Objective: In the records below, find each line containing the word "JSON" and copy it.

Records for the exercise:
──────────

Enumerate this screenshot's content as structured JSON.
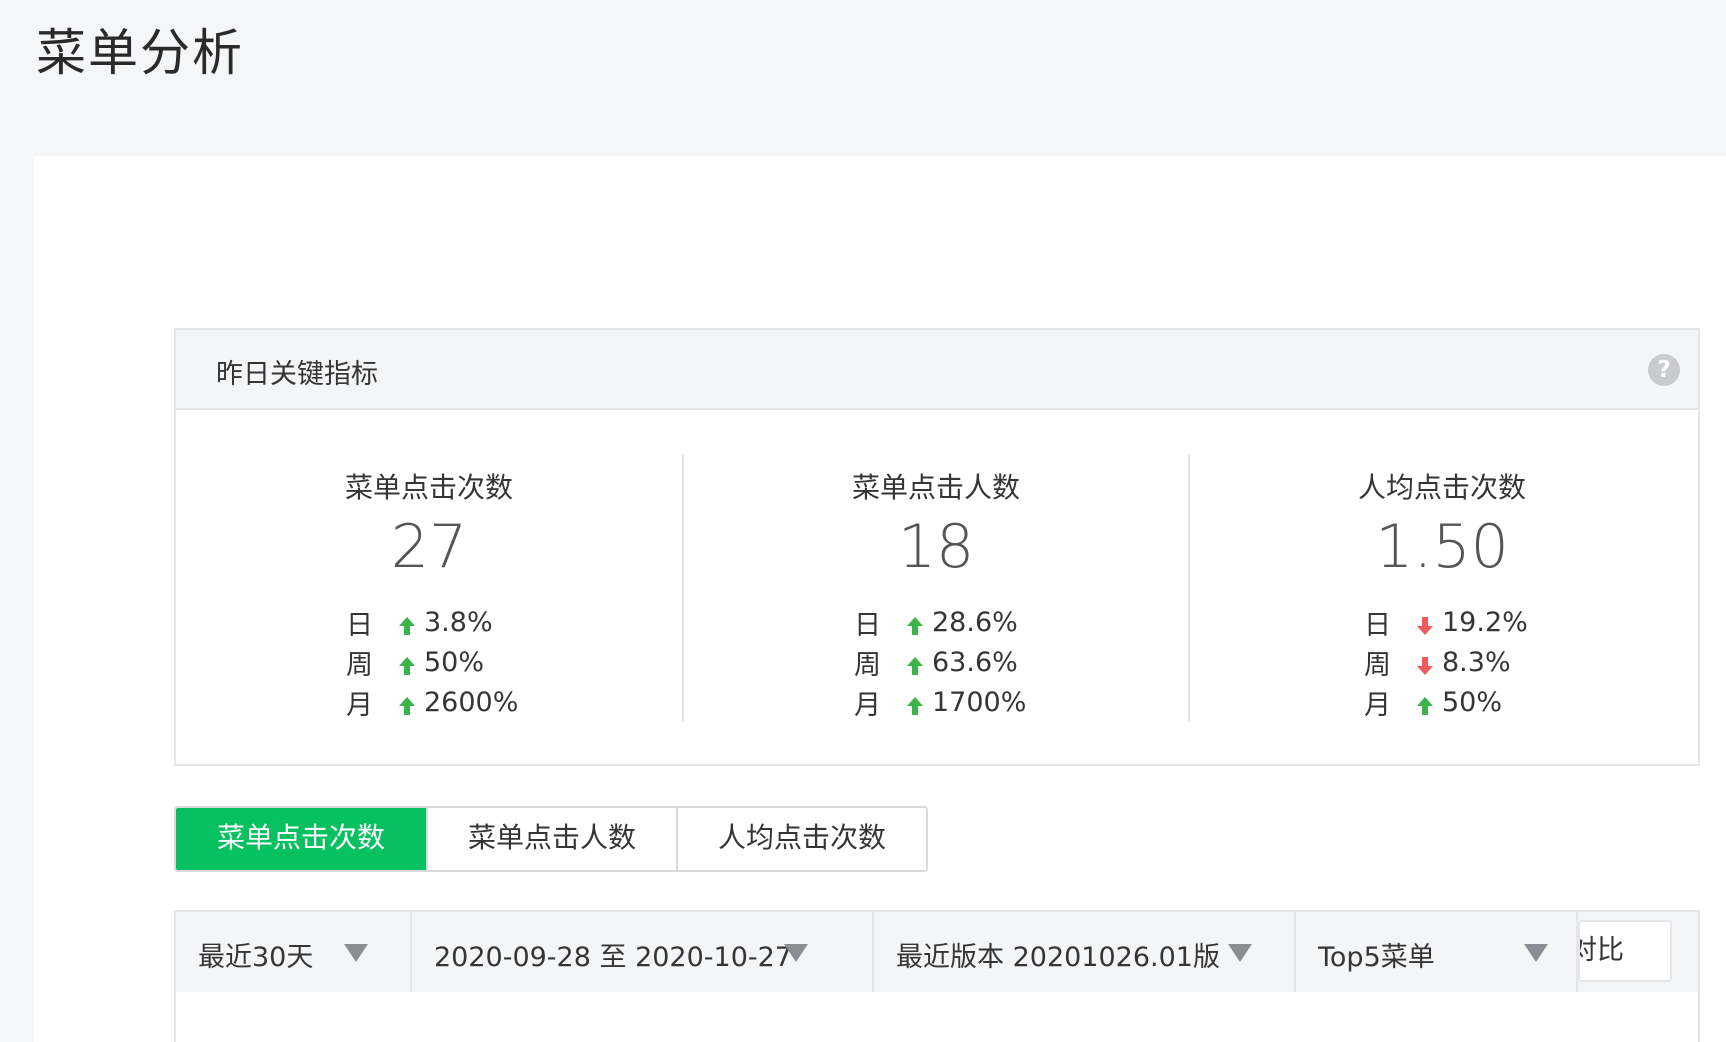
{
  "page": {
    "title": "菜单分析"
  },
  "kpi": {
    "title": "昨日关键指标",
    "help_icon": "?",
    "metrics": [
      {
        "label": "菜单点击次数",
        "value": "27",
        "changes": [
          {
            "period": "日",
            "direction": "up",
            "value": "3.8%"
          },
          {
            "period": "周",
            "direction": "up",
            "value": "50%"
          },
          {
            "period": "月",
            "direction": "up",
            "value": "2600%"
          }
        ]
      },
      {
        "label": "菜单点击人数",
        "value": "18",
        "changes": [
          {
            "period": "日",
            "direction": "up",
            "value": "28.6%"
          },
          {
            "period": "周",
            "direction": "up",
            "value": "63.6%"
          },
          {
            "period": "月",
            "direction": "up",
            "value": "1700%"
          }
        ]
      },
      {
        "label": "人均点击次数",
        "value": "1.50",
        "changes": [
          {
            "period": "日",
            "direction": "down",
            "value": "19.2%"
          },
          {
            "period": "周",
            "direction": "down",
            "value": "8.3%"
          },
          {
            "period": "月",
            "direction": "up",
            "value": "50%"
          }
        ]
      }
    ]
  },
  "tabs": [
    {
      "label": "菜单点击次数",
      "active": true
    },
    {
      "label": "菜单点击人数",
      "active": false
    },
    {
      "label": "人均点击次数",
      "active": false
    }
  ],
  "filters": {
    "range": "最近30天",
    "dates": "2020-09-28 至 2020-10-27",
    "version": "最近版本 20201026.01版",
    "menu": "Top5菜单",
    "compare": "对比"
  },
  "colors": {
    "accent": "#07c160",
    "up_arrow": "#3bb54a",
    "down_arrow": "#f05a5a"
  }
}
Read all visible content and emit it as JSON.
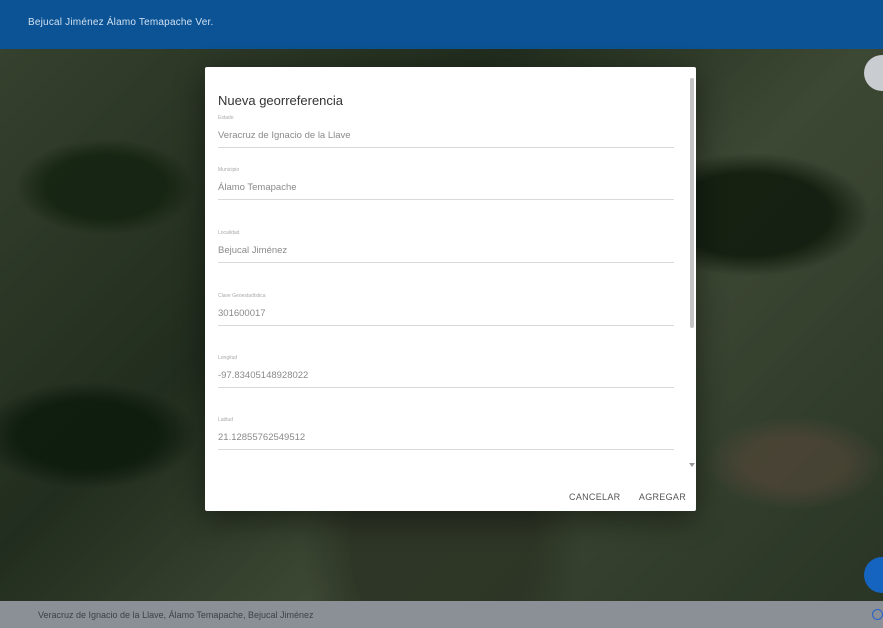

──────────

Answer to this problem:
Enumerate this screenshot's content as structured JSON.
Read all visible content and emit it as JSON.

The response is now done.